JOB:
Pictures stay out; everything else in the records below is copied exactly.

— START PROVIDED INFORMATION —

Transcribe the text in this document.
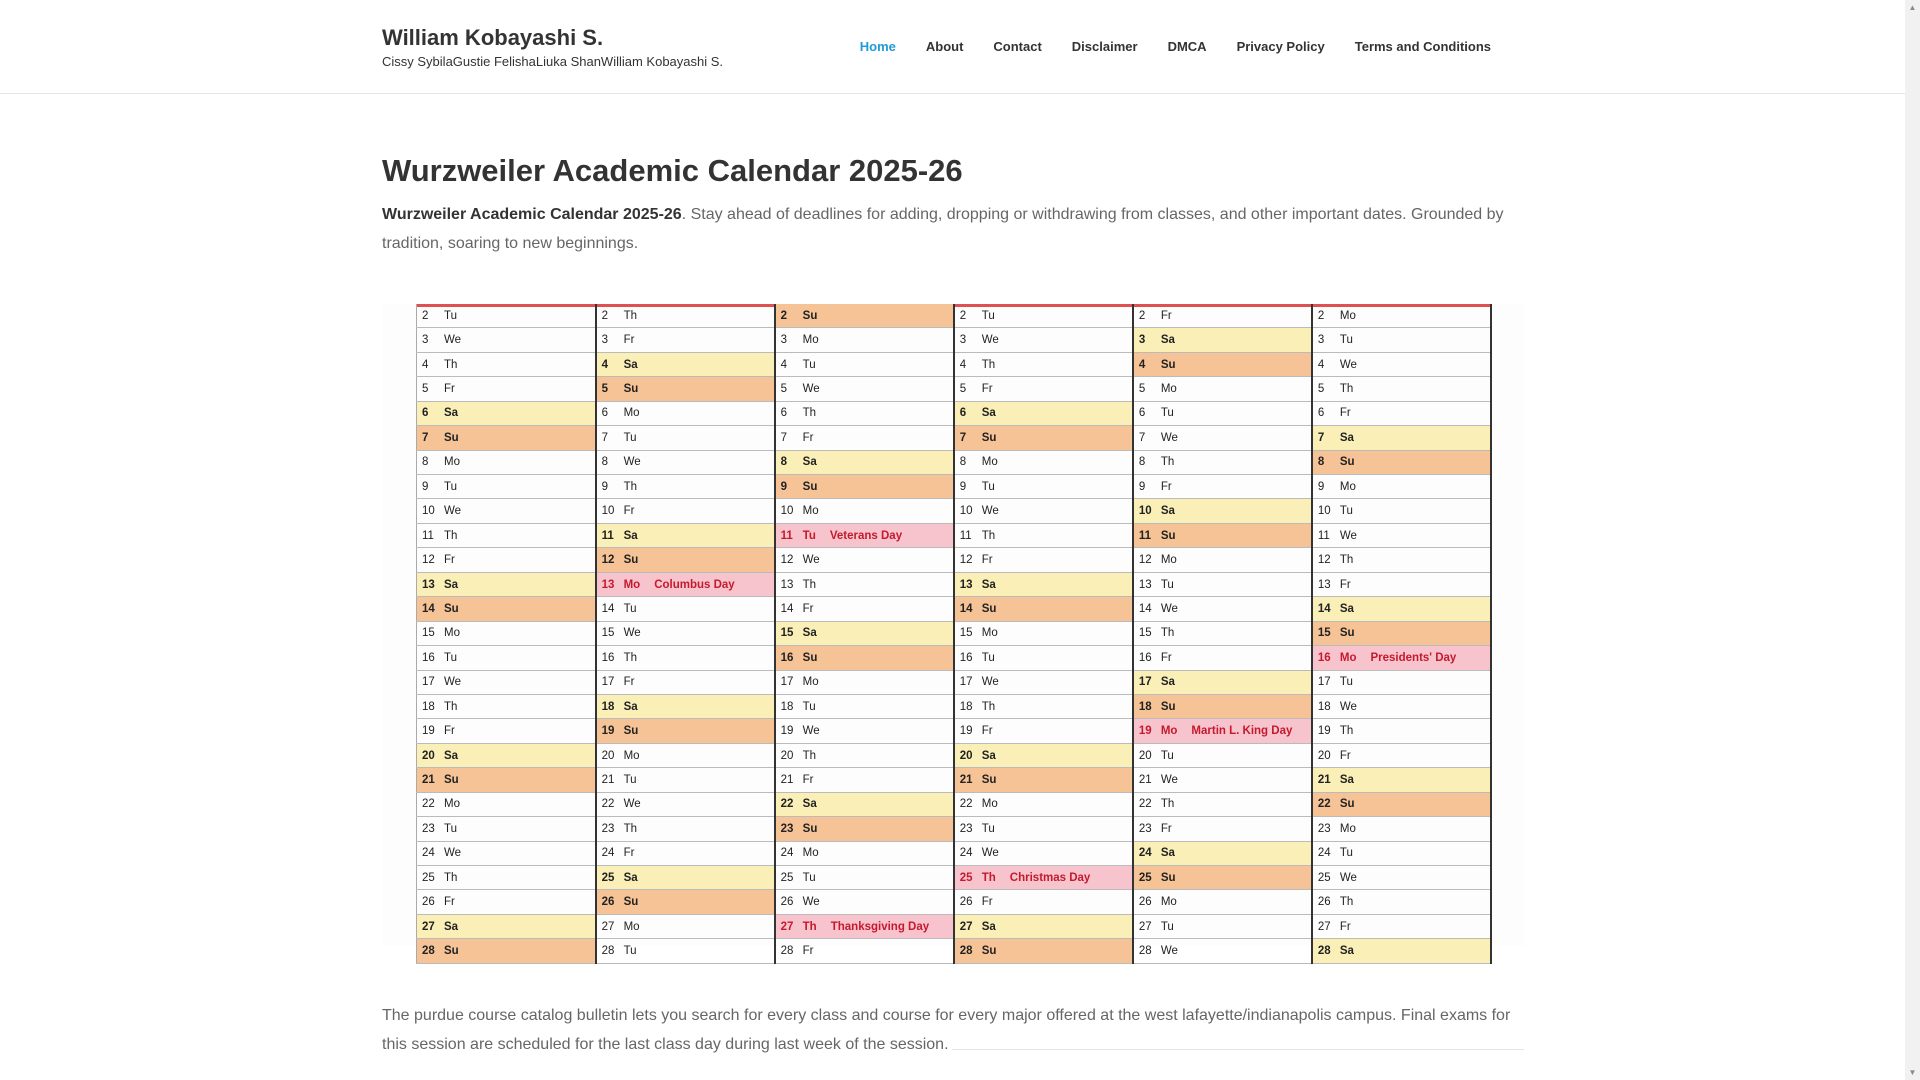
William Kobayashi S.
Cissy SybilaGustie FelishaLiuka ShanWilliam Kobayashi S.
Home	About	Contact	Disclaimer	DMCA	Privacy Policy	Terms and Conditions
▲
▼
Wurzweiler Academic Calendar 2025-26

Wurzweiler Academic Calendar 2025-26. Stay ahead of deadlines for adding, dropping or withdrawing from classes, and other important dates. Grounded by tradition, soaring to new beginnings.

2 Tu	2 Th	2 Su	2 Tu	2 Fr	2 Mo
3 We	3 Fr	3 Mo	3 We	3 Sa	3 Tu
4 Th	4 Sa	4 Tu	4 Th	4 Su	4 We
5 Fr	5 Su	5 We	5 Fr	5 Mo	5 Th
6 Sa	6 Mo	6 Th	6 Sa	6 Tu	6 Fr
7 Su	7 Tu	7 Fr	7 Su	7 We	7 Sa
8 Mo	8 We	8 Sa	8 Mo	8 Th	8 Su
9 Tu	9 Th	9 Su	9 Tu	9 Fr	9 Mo
10 We	10 Fr	10 Mo	10 We	10 Sa	10 Tu
11 Th	11 Sa	11 Tu Veterans Day	11 Th	11 Su	11 We
12 Fr	12 Su	12 We	12 Fr	12 Mo	12 Th
13 Sa	13 Mo Columbus Day	13 Th	13 Sa	13 Tu	13 Fr
14 Su	14 Tu	14 Fr	14 Su	14 We	14 Sa
15 Mo	15 We	15 Sa	15 Mo	15 Th	15 Su
16 Tu	16 Th	16 Su	16 Tu	16 Fr	16 Mo Presidents' Day
17 We	17 Fr	17 Mo	17 We	17 Sa	17 Tu
18 Th	18 Sa	18 Tu	18 Th	18 Su	18 We
19 Fr	19 Su	19 We	19 Fr	19 Mo Martin L. King Day	19 Th
20 Sa	20 Mo	20 Th	20 Sa	20 Tu	20 Fr
21 Su	21 Tu	21 Fr	21 Su	21 We	21 Sa
22 Mo	22 We	22 Sa	22 Mo	22 Th	22 Su
23 Tu	23 Th	23 Su	23 Tu	23 Fr	23 Mo
24 We	24 Fr	24 Mo	24 We	24 Sa	24 Tu
25 Th	25 Sa	25 Tu	25 Th Christmas Day	25 Su	25 We
26 Fr	26 Su	26 We	26 Fr	26 Mo	26 Th
27 Sa	27 Mo	27 Th Thanksgiving Day	27 Sa	27 Tu	27 Fr
28 Su	28 Tu	28 Fr	28 Su	28 We	28 Sa

The purdue course catalog bulletin lets you search for every class and course for every major offered at the west lafayette/indianapolis campus. Final exams for this session are scheduled for the last class day during last week of the session.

— END PROVIDED INFORMATION —

EXERCISE OUTPUT:
Transcribe the text in this document.
William Kobayashi S.
Cissy SybilaGustie FelishaLiuka ShanWilliam Kobayashi S.
Home	About	Contact	Disclaimer	DMCA	Privacy Policy	Terms and Conditions
▲
▼
Wurzweiler Academic Calendar 2025-26

Wurzweiler Academic Calendar 2025-26. Stay ahead of deadlines for adding, dropping or withdrawing from classes, and other important dates. Grounded by tradition, soaring to new beginnings.

2 Tu	2 Th	2 Su	2 Tu	2 Fr	2 Mo
3 We	3 Fr	3 Mo	3 We	3 Sa	3 Tu
4 Th	4 Sa	4 Tu	4 Th	4 Su	4 We
5 Fr	5 Su	5 We	5 Fr	5 Mo	5 Th
6 Sa	6 Mo	6 Th	6 Sa	6 Tu	6 Fr
7 Su	7 Tu	7 Fr	7 Su	7 We	7 Sa
8 Mo	8 We	8 Sa	8 Mo	8 Th	8 Su
9 Tu	9 Th	9 Su	9 Tu	9 Fr	9 Mo
10 We	10 Fr	10 Mo	10 We	10 Sa	10 Tu
11 Th	11 Sa	11 Tu Veterans Day	11 Th	11 Su	11 We
12 Fr	12 Su	12 We	12 Fr	12 Mo	12 Th
13 Sa	13 Mo Columbus Day	13 Th	13 Sa	13 Tu	13 Fr
14 Su	14 Tu	14 Fr	14 Su	14 We	14 Sa
15 Mo	15 We	15 Sa	15 Mo	15 Th	15 Su
16 Tu	16 Th	16 Su	16 Tu	16 Fr	16 Mo Presidents' Day
17 We	17 Fr	17 Mo	17 We	17 Sa	17 Tu
18 Th	18 Sa	18 Tu	18 Th	18 Su	18 We
19 Fr	19 Su	19 We	19 Fr	19 Mo Martin L. King Day	19 Th
20 Sa	20 Mo	20 Th	20 Sa	20 Tu	20 Fr
21 Su	21 Tu	21 Fr	21 Su	21 We	21 Sa
22 Mo	22 We	22 Sa	22 Mo	22 Th	22 Su
23 Tu	23 Th	23 Su	23 Tu	23 Fr	23 Mo
24 We	24 Fr	24 Mo	24 We	24 Sa	24 Tu
25 Th	25 Sa	25 Tu	25 Th Christmas Day	25 Su	25 We
26 Fr	26 Su	26 We	26 Fr	26 Mo	26 Th
27 Sa	27 Mo	27 Th Thanksgiving Day	27 Sa	27 Tu	27 Fr
28 Su	28 Tu	28 Fr	28 Su	28 We	28 Sa

The purdue course catalog bulletin lets you search for every class and course for every major offered at the west lafayette/indianapolis campus. Final exams for this session are scheduled for the last class day during last week of the session.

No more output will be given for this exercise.